▶ _Extract_
------------------------------

405 - Those Lonely Lonely Nights



Yesterday evening, after dinner at the local Greek restaurant, I decided to walk around the block. I had five images that day, three or four usable, which would have been perfectly alright, but when you’re in the habit of taking images all the time, these numbers are unnervingly low 🙂

One round around the block proved enough. It was cold and unfriendly, so when I got this image, I was satisfied.

Sigma 10-20 at 13mm, f4.5, ISO 1600 and 1/3s.

This is the second image in a row now, that uses a technique that I just discovered (well, for me at least, everyone else may already know it).

Have you ever tried to push saturation on a noisy image? Something shot at ISO 1600? Uhhh, you get terrible blotches of color. One way to get around that, is to convert to Lab and blur the color channels, but this one works in RGB:

Duplicate your layer, blur it with a Gaussian blur and a high radius of around 30. You get buttery smooth colors with absolutely no noise, albeit no detail. Then set the blending mode to “Color”. Voilà, you see the original luminance and detail, but with the smooth colors. Now you can add a Hue/Saturation layer and mightily increase saturation. Try to switch the “color smoothing layer” off and see the difference.

------------------------------

▶ _Recorded information_

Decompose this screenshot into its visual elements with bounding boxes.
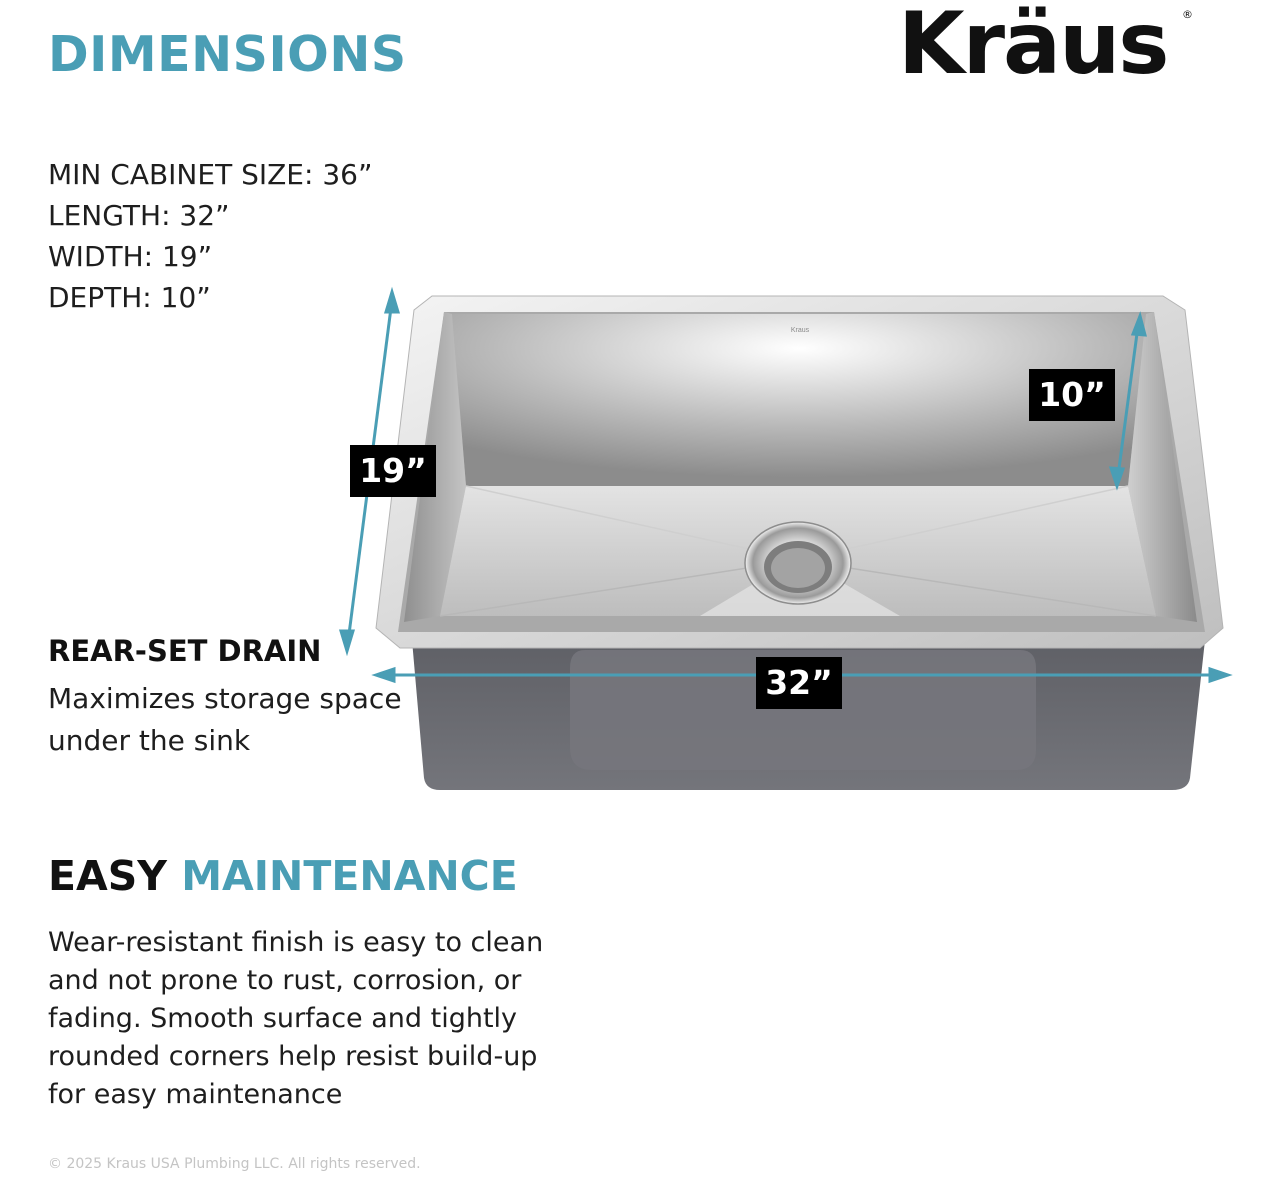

------------------------------

▶ _List of tasks_
(1) From the photo blog post, list the settings given for the image, such as the lens and aperture.
(2) In the photo blog post, turn the paragraph that begins "Duplicate your layer" into a short numbered list of steps. Keep its main facts.
(3) Continue the photo blog post from its final sentence.

▶ _Task-by-task answers_
(1)
- Lens: Sigma 10-20
- Focal length: 13mm
- Aperture: f4.5
- ISO: 1600
- Shutter speed: 1/3s

(2)
1. Duplicate the layer and apply a Gaussian blur with a high radius of about 30. This gives smooth, noise-free colors but no detail.
2. Set the blurred layer's blending mode to "Color." The original luminance and detail show through with the smooth colors.
3. Add a Hue/Saturation layer and increase saturation strongly.
4. Turn the "color smoothing layer" off and on to compare the difference.

(3)
Of course this is a trade-off between color noise and color detail, but as the eye is not so picky when it comes to color detail, you are likely to get away with it.

The Song of the Day is “Those Lonely Lonely Nights” from the 1972 album “Dr. John’s Gumbo”. Sorry, no lyrics.


There are 3 comments

Thomas   (2007-11-23)

Thanks, I always enjoy a glimpse in your wizardry box of tricks...
🙂

I can already think of some pictures in m collection that will serve as my virtual guinea pigs.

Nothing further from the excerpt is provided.